▶ [Aim of the task]:
Every record must be written out once more, with nothing added or omitted.

Collected data entries:
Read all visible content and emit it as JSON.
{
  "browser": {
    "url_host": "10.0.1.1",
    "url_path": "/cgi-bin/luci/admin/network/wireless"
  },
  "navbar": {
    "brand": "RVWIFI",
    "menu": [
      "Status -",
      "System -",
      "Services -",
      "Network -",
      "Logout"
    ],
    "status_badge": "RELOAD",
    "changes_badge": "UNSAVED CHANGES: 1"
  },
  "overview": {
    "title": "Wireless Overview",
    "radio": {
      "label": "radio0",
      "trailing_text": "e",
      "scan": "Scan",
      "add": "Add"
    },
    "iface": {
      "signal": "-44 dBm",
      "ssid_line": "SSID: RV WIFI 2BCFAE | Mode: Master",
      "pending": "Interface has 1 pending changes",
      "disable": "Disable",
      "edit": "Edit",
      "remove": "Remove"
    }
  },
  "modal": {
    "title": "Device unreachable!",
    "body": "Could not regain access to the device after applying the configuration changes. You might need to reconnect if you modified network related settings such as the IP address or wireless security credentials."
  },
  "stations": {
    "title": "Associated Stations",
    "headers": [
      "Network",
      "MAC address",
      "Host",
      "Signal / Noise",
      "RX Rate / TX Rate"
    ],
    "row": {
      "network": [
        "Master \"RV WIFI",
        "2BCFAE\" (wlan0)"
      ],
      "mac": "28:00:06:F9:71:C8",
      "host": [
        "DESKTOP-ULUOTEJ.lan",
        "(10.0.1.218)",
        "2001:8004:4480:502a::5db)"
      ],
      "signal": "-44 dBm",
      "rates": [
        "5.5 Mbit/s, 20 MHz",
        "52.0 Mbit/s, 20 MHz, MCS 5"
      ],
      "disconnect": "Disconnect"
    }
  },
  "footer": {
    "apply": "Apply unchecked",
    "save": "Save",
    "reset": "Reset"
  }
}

▶ [Response to this exercise]:
Read all visible content and emit it as JSON.
{
  "browser": {
    "url_host": "10.0.1.1",
    "url_path": "/cgi-bin/luci/admin/network/wireless"
  },
  "navbar": {
    "brand": "RVWIFI",
    "menu": [
      "Status -",
      "System -",
      "Services -",
      "Network -",
      "Logout"
    ],
    "status_badge": "RELOAD",
    "changes_badge": "UNSAVED CHANGES: 1"
  },
  "overview": {
    "title": "Wireless Overview",
    "radio": {
      "label": "radio0",
      "trailing_text": "e",
      "scan": "Scan",
      "add": "Add"
    },
    "iface": {
      "signal": "-44 dBm",
      "ssid_line": "SSID: RV WIFI 2BCFAE | Mode: Master",
      "pending": "Interface has 1 pending changes",
      "disable": "Disable",
      "edit": "Edit",
      "remove": "Remove"
    }
  },
  "modal": {
    "title": "Device unreachable!",
    "body": "Could not regain access to the device after applying the configuration changes. You might need to reconnect if you modified network related settings such as the IP address or wireless security credentials."
  },
  "stations": {
    "title": "Associated Stations",
    "headers": [
      "Network",
      "MAC address",
      "Host",
      "Signal / Noise",
      "RX Rate / TX Rate"
    ],
    "row": {
      "network": [
        "Master \"RV WIFI",
        "2BCFAE\" (wlan0)"
      ],
      "mac": "28:00:06:F9:71:C8",
      "host": [
        "DESKTOP-ULUOTEJ.lan",
        "(10.0.1.218)",
        "2001:8004:4480:502a::5db)"
      ],
      "signal": "-44 dBm",
      "rates": [
        "5.5 Mbit/s, 20 MHz",
        "52.0 Mbit/s, 20 MHz, MCS 5"
      ],
      "disconnect": "Disconnect"
    }
  },
  "footer": {
    "apply": "Apply unchecked",
    "save": "Save",
    "reset": "Reset"
  }
}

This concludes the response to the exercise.